Dataset rows about figures

## Start

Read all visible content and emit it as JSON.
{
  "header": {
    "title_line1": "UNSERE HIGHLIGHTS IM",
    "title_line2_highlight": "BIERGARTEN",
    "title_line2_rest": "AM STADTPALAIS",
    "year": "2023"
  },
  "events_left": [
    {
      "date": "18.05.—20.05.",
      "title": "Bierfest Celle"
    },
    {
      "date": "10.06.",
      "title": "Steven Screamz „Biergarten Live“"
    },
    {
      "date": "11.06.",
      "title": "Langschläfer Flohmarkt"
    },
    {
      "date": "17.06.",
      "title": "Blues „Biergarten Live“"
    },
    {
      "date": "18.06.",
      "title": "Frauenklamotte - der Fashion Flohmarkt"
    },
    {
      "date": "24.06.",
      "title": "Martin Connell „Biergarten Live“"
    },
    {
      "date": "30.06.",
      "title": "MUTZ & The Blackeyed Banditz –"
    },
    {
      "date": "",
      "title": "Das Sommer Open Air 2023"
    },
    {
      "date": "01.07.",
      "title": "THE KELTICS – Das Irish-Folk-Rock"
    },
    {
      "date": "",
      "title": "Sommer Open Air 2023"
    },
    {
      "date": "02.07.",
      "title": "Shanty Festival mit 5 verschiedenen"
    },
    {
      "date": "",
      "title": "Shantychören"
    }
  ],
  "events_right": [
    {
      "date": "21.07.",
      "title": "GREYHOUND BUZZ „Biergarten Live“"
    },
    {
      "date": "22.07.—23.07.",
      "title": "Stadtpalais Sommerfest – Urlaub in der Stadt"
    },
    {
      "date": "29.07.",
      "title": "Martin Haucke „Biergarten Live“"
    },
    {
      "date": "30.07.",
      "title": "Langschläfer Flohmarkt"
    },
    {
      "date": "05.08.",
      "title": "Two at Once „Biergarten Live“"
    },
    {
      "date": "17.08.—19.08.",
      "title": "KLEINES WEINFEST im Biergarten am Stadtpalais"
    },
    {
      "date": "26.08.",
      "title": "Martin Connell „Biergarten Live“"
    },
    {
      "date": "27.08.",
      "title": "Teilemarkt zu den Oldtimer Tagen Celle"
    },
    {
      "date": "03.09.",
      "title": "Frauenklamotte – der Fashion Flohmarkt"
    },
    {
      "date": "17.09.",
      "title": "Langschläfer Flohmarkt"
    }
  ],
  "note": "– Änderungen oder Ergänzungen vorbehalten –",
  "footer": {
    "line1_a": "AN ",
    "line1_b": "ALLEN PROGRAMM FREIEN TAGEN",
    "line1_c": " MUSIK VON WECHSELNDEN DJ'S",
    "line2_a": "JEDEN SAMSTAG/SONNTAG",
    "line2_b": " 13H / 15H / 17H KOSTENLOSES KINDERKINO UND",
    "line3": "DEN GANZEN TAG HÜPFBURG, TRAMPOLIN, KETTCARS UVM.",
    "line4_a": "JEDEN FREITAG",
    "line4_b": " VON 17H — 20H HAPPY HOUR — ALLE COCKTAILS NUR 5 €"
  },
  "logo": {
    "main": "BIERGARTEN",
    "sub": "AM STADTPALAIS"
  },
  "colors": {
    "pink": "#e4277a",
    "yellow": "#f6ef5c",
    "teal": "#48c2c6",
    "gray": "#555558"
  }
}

## End

### WHAT TO PRODUCE
Where a line above contains the word "Open", copy that line.

### TASK RESULT
      "title": "Das Sommer Open Air 2023"
      "title": "Sommer Open Air 2023"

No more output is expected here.